Problem requirements: Using the data below, determine the number of lines that include the string "this". Write only that number.

== Material shown

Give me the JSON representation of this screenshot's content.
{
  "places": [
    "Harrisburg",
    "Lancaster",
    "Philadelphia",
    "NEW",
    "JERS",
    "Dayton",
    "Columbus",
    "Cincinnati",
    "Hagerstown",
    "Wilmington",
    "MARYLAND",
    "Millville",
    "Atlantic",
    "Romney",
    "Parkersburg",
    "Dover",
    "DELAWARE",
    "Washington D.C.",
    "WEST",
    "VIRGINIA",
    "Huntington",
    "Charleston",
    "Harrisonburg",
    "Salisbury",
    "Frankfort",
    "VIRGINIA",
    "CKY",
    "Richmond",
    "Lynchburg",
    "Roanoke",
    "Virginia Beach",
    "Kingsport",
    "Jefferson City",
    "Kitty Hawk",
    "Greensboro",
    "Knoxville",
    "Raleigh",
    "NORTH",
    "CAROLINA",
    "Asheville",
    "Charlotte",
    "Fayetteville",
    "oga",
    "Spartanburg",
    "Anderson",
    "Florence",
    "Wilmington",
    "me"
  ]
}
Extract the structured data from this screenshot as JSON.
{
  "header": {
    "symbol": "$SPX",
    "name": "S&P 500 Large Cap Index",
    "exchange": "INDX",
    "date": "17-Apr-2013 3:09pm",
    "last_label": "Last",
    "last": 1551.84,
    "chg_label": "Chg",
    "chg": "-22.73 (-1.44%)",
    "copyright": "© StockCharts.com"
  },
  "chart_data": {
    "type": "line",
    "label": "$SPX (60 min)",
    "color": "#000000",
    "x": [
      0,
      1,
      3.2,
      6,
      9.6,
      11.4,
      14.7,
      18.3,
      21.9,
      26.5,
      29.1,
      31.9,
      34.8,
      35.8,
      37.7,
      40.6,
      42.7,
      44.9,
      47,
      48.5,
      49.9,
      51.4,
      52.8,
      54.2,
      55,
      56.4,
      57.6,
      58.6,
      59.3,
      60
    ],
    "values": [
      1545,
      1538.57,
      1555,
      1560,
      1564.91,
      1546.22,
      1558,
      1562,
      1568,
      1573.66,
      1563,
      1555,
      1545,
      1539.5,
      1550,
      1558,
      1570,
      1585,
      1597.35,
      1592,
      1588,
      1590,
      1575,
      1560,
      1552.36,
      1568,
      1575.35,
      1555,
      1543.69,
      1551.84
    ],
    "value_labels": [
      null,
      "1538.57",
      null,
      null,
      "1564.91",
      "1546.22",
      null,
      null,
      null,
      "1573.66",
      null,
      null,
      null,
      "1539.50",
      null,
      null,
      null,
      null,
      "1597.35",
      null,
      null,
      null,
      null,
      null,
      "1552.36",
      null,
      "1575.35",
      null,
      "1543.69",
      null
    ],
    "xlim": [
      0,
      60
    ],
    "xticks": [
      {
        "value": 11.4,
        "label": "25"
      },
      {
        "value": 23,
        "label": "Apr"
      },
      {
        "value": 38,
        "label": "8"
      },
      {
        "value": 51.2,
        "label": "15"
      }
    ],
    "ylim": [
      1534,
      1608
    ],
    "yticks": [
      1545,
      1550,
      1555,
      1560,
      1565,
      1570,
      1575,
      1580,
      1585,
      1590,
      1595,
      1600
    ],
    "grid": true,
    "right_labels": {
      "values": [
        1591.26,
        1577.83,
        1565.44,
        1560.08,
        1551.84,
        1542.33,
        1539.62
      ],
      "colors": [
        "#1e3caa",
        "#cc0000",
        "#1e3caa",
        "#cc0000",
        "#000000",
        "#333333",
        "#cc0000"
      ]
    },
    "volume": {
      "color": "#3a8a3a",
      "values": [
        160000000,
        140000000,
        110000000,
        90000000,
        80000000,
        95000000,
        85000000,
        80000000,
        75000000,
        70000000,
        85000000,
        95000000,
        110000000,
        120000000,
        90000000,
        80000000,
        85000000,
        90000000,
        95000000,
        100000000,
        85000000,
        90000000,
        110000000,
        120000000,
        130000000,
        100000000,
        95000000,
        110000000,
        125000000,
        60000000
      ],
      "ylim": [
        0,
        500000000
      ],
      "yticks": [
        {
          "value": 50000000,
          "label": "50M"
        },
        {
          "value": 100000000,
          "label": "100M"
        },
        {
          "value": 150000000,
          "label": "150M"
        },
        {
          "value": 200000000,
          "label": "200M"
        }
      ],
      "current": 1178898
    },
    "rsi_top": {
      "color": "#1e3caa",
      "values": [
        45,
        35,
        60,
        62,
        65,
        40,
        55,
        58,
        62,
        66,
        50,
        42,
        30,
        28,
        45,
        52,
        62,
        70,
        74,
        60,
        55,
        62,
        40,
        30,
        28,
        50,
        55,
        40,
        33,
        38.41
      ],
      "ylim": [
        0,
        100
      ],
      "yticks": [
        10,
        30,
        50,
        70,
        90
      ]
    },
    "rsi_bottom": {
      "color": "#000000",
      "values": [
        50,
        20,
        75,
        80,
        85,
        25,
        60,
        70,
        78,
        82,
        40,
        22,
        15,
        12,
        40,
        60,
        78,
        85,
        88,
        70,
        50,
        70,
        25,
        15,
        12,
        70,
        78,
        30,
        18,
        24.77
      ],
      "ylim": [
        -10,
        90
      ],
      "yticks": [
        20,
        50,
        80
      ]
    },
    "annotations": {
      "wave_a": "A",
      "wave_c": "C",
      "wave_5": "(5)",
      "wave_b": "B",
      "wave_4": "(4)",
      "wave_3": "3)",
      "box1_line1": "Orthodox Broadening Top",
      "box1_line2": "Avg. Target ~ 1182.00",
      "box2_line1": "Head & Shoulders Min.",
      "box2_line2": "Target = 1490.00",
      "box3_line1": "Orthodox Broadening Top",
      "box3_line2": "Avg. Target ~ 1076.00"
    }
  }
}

====

Solution: 2